### EXERCISE REQUIREMENTS
Write every record out again exactly, and keep images out of it.
— BEGIN STORED DATA —
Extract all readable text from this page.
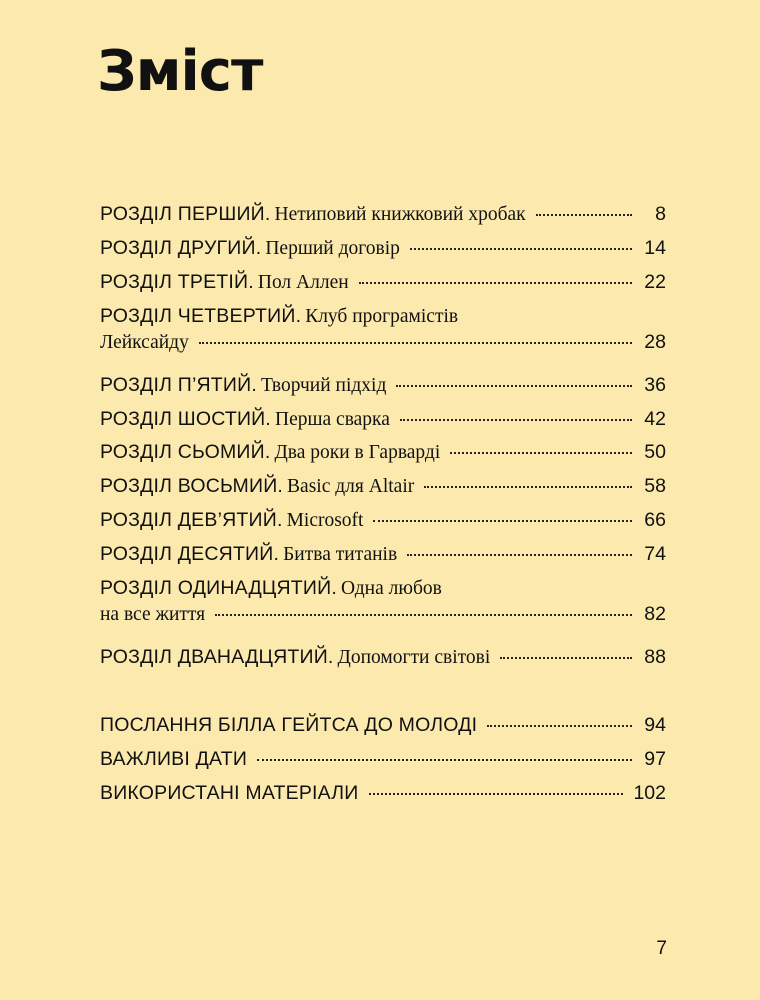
Зміст
РОЗДІЛ ПЕРШИЙ.
Нетиповий книжковий хробак	8
РОЗДІЛ ДРУГИЙ.
Перший договір	14
РОЗДІЛ ТРЕТІЙ.
Пол Аллен	22
РОЗДІЛ ЧЕТВЕРТИЙ. Клуб програмістів
Лейксайду	28
РОЗДІЛ П’ЯТИЙ.
Творчий підхід	36
РОЗДІЛ ШОСТИЙ.
Перша сварка	42
РОЗДІЛ СЬОМИЙ.
Два роки в Гарварді	50
РОЗДІЛ ВОСЬМИЙ.
Basic для Altair	58
РОЗДІЛ ДЕВ’ЯТИЙ.
Microsoft	66
РОЗДІЛ ДЕСЯТИЙ.
Битва титанів	74
РОЗДІЛ ОДИНАДЦЯТИЙ. Одна любов
на все життя	82
РОЗДІЛ ДВАНАДЦЯТИЙ.
Допомогти світові	88
ПОСЛАННЯ БІЛЛА ГЕЙТСА ДО МОЛОДІ	94
ВАЖЛИВІ ДАТИ	97
ВИКОРИСТАНІ МАТЕРІАЛИ	102
7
— END STORED DATA —
### RIGHT ANSWER
Extract all readable text from this page.
Зміст
РОЗДІЛ ПЕРШИЙ.
Нетиповий книжковий хробак	8
РОЗДІЛ ДРУГИЙ.
Перший договір	14
РОЗДІЛ ТРЕТІЙ.
Пол Аллен	22
РОЗДІЛ ЧЕТВЕРТИЙ. Клуб програмістів
Лейксайду	28
РОЗДІЛ П’ЯТИЙ.
Творчий підхід	36
РОЗДІЛ ШОСТИЙ.
Перша сварка	42
РОЗДІЛ СЬОМИЙ.
Два роки в Гарварді	50
РОЗДІЛ ВОСЬМИЙ.
Basic для Altair	58
РОЗДІЛ ДЕВ’ЯТИЙ.
Microsoft	66
РОЗДІЛ ДЕСЯТИЙ.
Битва титанів	74
РОЗДІЛ ОДИНАДЦЯТИЙ. Одна любов
на все життя	82
РОЗДІЛ ДВАНАДЦЯТИЙ.
Допомогти світові	88
ПОСЛАННЯ БІЛЛА ГЕЙТСА ДО МОЛОДІ	94
ВАЖЛИВІ ДАТИ	97
ВИКОРИСТАНІ МАТЕРІАЛИ	102
7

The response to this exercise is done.